Problem> Everything from the line containing "Give me a plain-text" down to the last line of the entries below must be transcribed exactly, and nothing else.

Records from a collection
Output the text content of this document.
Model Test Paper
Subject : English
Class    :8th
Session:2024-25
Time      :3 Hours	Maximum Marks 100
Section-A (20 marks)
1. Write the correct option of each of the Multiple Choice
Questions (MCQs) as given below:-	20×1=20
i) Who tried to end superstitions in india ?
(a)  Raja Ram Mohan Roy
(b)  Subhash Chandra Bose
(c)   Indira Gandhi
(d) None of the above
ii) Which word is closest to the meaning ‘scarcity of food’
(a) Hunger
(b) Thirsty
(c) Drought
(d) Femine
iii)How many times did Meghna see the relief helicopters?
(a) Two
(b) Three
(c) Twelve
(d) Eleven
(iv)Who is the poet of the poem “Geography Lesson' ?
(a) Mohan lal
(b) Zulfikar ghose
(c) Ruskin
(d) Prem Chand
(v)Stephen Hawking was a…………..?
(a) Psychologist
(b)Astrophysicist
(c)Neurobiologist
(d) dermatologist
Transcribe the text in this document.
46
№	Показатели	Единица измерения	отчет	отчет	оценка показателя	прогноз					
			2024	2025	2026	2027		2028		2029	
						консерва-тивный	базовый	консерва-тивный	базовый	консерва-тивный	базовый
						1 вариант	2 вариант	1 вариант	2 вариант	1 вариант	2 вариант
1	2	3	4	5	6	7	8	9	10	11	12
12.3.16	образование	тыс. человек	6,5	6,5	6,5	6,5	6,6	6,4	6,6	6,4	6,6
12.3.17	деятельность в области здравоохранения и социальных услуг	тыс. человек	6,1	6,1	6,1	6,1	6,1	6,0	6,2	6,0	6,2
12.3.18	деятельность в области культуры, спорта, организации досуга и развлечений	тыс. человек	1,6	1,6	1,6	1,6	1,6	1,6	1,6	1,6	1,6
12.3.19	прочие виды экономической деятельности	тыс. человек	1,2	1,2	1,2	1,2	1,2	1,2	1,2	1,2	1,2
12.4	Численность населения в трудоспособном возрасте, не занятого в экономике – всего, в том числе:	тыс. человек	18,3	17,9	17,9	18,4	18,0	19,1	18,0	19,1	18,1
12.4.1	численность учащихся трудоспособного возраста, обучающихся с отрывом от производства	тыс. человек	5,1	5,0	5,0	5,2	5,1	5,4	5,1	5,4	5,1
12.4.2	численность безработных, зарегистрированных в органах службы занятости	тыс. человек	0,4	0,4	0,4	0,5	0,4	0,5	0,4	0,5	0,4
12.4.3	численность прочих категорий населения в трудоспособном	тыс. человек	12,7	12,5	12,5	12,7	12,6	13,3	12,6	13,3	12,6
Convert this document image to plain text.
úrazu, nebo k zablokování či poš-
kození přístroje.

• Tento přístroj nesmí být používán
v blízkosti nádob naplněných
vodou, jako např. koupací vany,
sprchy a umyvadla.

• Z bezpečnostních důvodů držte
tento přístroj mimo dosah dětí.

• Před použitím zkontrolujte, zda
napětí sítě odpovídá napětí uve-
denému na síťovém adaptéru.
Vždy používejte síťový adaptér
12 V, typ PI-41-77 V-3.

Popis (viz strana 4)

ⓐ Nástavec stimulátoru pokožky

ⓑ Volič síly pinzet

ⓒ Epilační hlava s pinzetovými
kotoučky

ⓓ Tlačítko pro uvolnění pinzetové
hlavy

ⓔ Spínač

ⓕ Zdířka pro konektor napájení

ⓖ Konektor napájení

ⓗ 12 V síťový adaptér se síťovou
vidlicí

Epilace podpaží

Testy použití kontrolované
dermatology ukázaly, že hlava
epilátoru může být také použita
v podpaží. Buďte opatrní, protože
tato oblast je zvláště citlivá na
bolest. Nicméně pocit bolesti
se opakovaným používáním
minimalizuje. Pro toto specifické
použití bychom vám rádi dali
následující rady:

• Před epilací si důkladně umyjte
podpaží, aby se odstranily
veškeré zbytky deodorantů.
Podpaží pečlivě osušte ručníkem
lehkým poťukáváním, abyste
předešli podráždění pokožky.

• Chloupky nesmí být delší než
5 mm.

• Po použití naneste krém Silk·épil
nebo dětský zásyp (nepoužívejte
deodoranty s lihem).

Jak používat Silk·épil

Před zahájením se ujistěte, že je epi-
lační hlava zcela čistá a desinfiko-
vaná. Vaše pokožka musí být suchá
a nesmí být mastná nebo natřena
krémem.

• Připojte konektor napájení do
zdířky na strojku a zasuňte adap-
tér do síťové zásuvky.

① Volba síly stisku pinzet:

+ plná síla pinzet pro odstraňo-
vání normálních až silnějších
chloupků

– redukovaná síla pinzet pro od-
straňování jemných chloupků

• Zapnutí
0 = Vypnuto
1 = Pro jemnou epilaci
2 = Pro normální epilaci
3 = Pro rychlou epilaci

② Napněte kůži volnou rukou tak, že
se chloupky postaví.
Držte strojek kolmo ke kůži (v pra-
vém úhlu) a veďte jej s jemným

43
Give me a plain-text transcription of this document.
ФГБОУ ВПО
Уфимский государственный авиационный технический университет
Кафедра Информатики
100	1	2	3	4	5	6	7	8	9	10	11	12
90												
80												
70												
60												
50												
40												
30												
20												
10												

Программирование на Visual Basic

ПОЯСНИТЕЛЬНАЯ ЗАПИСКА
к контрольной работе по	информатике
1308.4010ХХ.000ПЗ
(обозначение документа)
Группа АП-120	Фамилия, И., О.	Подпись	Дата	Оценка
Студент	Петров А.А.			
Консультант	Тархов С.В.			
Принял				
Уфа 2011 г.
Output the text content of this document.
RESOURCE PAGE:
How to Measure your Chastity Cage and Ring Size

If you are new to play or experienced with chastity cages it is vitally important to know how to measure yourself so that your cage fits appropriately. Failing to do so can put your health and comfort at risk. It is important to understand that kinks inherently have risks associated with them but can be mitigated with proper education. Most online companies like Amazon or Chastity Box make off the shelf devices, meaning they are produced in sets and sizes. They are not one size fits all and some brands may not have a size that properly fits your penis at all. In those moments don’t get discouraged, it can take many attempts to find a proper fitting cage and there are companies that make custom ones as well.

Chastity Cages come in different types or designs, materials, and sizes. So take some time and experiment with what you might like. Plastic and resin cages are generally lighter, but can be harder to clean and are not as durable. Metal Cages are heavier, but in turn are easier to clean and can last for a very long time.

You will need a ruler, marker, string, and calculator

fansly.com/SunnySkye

Completed task>
Give me a plain-text transcription of this document.
ФГБОУ ВПО
Уфимский государственный авиационный технический университет
Кафедра Информатики
100	1	2	3	4	5	6	7	8	9	10	11	12
90												
80												
70												
60												
50												
40												
30												
20												
10												

Программирование на Visual Basic

ПОЯСНИТЕЛЬНАЯ ЗАПИСКА
к контрольной работе по	информатике
1308.4010ХХ.000ПЗ
(обозначение документа)
Группа АП-120	Фамилия, И., О.	Подпись	Дата	Оценка
Студент	Петров А.А.			
Консультант	Тархов С.В.			
Принял				
Уфа 2011 г.
Output the text content of this document.
RESOURCE PAGE:
How to Measure your Chastity Cage and Ring Size

If you are new to play or experienced with chastity cages it is vitally important to know how to measure yourself so that your cage fits appropriately. Failing to do so can put your health and comfort at risk. It is important to understand that kinks inherently have risks associated with them but can be mitigated with proper education. Most online companies like Amazon or Chastity Box make off the shelf devices, meaning they are produced in sets and sizes. They are not one size fits all and some brands may not have a size that properly fits your penis at all. In those moments don’t get discouraged, it can take many attempts to find a proper fitting cage and there are companies that make custom ones as well.

Chastity Cages come in different types or designs, materials, and sizes. So take some time and experiment with what you might like. Plastic and resin cages are generally lighter, but can be harder to clean and are not as durable. Metal Cages are heavier, but in turn are easier to clean and can last for a very long time.

You will need a ruler, marker, string, and calculator

fansly.com/SunnySkye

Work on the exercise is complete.